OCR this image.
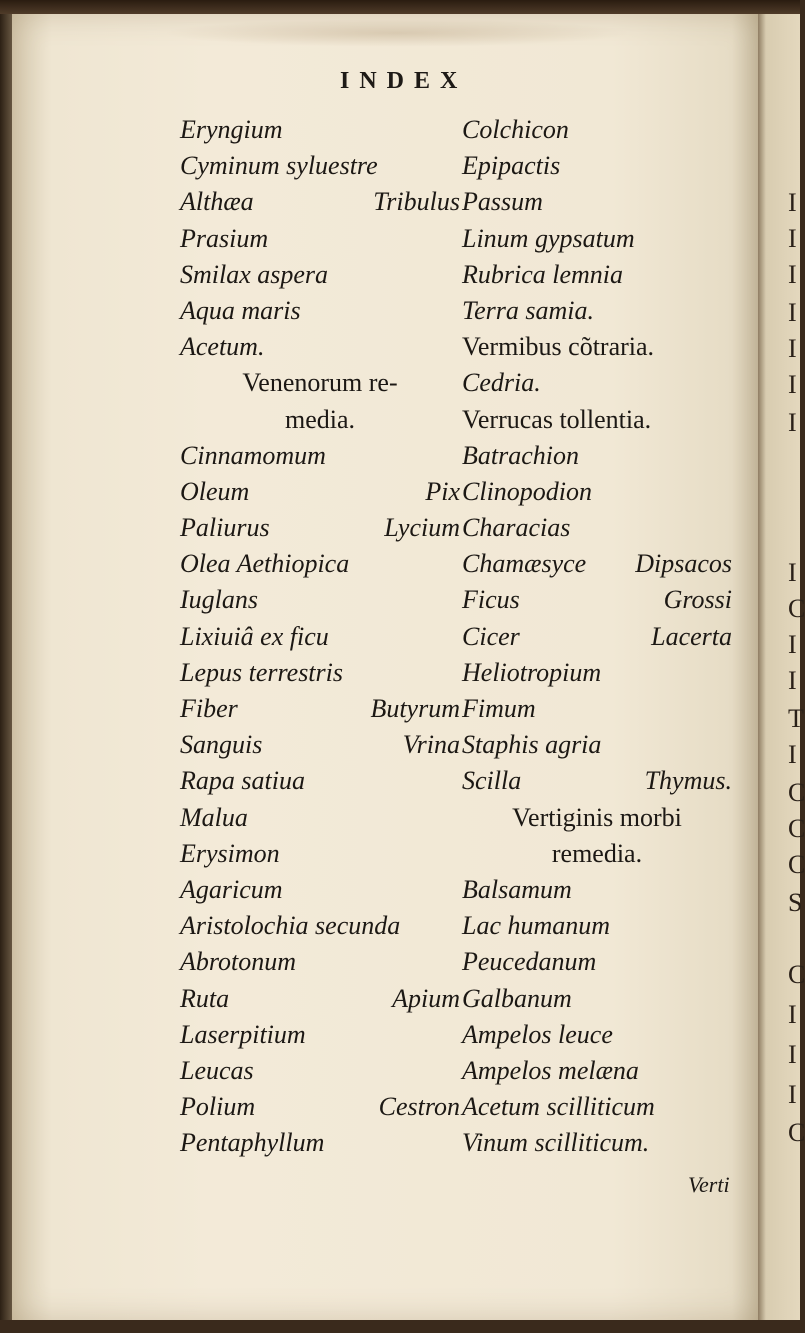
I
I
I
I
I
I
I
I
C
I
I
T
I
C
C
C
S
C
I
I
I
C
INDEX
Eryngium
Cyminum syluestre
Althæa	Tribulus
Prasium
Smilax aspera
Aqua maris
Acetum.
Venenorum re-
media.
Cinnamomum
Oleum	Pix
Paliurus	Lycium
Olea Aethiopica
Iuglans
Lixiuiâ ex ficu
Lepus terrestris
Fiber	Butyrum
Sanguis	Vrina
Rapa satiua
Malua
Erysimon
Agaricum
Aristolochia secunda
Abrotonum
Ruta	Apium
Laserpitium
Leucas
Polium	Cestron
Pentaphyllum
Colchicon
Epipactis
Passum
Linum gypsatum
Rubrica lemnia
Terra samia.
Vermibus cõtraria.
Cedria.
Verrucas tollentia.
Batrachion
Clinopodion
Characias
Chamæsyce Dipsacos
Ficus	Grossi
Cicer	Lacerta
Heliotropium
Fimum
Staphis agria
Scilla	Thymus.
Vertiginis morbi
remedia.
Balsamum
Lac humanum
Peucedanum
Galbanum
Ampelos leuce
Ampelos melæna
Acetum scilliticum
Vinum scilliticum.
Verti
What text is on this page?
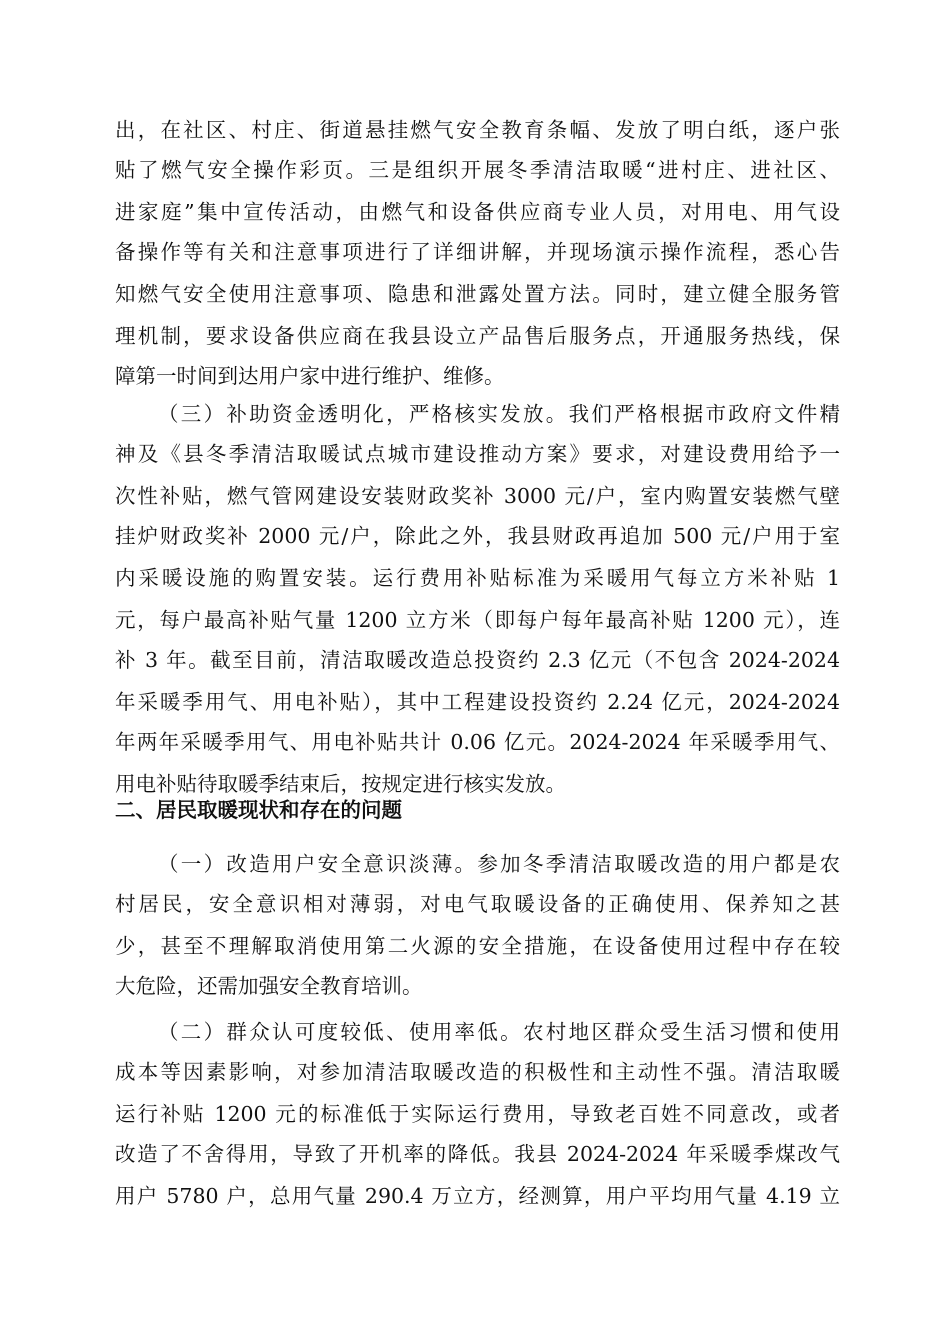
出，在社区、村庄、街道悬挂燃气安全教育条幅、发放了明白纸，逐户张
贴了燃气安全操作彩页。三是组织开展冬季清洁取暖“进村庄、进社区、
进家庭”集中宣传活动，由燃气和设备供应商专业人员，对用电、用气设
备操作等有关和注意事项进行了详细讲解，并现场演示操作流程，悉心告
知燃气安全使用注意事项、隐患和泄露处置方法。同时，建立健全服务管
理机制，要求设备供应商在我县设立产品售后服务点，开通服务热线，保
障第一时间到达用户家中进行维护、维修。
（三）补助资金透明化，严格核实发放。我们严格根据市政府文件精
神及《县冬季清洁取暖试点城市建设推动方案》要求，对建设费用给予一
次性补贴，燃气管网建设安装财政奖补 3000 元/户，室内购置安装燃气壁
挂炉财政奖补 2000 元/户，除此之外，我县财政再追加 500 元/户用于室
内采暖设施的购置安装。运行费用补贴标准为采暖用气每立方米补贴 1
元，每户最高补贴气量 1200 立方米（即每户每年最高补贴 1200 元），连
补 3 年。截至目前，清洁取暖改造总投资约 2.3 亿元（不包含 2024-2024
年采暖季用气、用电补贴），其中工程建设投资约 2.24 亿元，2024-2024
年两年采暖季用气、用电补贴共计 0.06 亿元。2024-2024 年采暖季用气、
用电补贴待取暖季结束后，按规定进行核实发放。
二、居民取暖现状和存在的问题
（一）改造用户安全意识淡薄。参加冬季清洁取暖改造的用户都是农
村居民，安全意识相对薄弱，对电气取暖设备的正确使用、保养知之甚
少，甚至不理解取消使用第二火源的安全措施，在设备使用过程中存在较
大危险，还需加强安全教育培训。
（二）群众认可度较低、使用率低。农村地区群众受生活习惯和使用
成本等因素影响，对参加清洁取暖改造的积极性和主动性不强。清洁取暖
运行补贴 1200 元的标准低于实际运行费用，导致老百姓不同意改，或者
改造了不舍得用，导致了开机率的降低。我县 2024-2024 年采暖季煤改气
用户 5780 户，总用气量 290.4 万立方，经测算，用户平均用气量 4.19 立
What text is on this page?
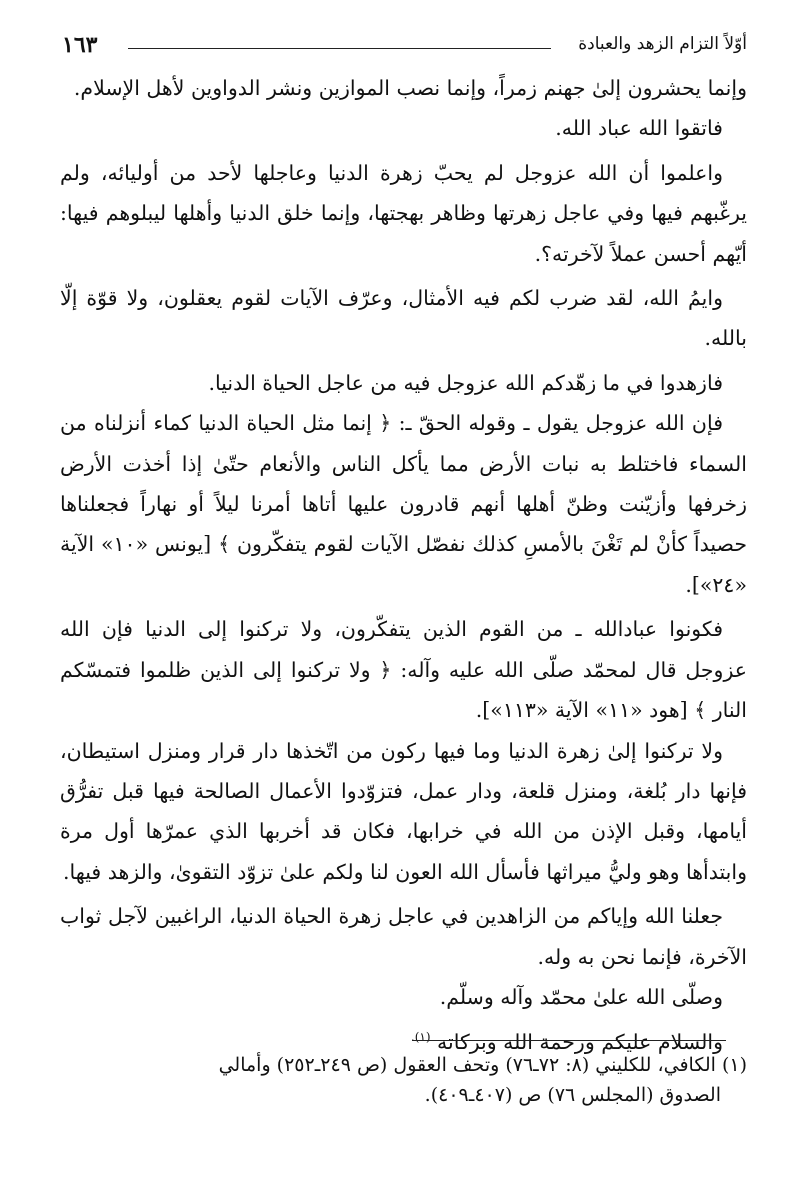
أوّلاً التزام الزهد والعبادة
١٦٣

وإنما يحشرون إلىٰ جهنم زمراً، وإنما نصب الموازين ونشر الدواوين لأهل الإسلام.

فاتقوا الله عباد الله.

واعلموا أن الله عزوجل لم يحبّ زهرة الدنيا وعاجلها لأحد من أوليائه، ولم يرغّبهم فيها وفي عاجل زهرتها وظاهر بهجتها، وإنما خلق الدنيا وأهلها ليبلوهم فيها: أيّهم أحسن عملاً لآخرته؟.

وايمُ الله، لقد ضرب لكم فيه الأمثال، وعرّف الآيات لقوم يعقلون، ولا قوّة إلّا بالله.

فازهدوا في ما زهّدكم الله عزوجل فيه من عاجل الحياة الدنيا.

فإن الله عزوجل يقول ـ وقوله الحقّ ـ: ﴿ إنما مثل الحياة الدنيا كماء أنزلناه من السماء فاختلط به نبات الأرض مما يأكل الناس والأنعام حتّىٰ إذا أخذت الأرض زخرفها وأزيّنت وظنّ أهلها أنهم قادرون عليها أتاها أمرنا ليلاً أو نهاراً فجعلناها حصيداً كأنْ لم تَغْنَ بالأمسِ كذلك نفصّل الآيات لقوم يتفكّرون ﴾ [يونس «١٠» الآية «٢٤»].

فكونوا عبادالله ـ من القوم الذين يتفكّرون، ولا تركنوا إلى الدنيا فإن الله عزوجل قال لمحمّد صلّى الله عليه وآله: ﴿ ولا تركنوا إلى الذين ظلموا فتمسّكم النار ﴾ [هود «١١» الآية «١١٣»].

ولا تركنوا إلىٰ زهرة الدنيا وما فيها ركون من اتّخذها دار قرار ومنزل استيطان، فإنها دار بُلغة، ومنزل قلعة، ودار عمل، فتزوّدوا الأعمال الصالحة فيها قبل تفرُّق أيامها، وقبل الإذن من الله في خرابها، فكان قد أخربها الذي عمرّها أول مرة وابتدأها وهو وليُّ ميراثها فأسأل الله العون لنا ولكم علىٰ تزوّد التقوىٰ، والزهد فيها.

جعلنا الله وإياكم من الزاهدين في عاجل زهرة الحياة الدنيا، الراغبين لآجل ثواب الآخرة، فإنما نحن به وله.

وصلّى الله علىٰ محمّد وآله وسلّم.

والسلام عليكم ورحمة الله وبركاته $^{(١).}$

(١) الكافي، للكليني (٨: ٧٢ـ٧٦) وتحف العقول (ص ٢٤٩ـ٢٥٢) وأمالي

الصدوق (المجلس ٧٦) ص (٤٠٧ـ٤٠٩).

__Request__. Pull every line containing the word "زهرة" out of the material.

__Finished exercise__.
واعلموا أن الله عزوجل لم يحبّ زهرة الدنيا وعاجلها لأحد من أوليائه، ولم يرغّبهم فيها وفي عاجل زهرتها وظاهر بهجتها، وإنما خلق الدنيا وأهلها ليبلوهم فيها: أيّهم أحسن عملاً لآخرته؟.
ولا تركنوا إلىٰ زهرة الدنيا وما فيها ركون من اتّخذها دار قرار ومنزل استيطان، فإنها دار بُلغة، ومنزل قلعة، ودار عمل، فتزوّدوا الأعمال الصالحة فيها قبل تفرُّق أيامها، وقبل الإذن من الله في خرابها، فكان قد أخربها الذي عمرّها أول مرة وابتدأها وهو وليُّ ميراثها فأسأل الله العون لنا ولكم علىٰ تزوّد التقوىٰ، والزهد فيها.
جعلنا الله وإياكم من الزاهدين في عاجل زهرة الحياة الدنيا، الراغبين لآجل ثواب الآخرة، فإنما نحن به وله.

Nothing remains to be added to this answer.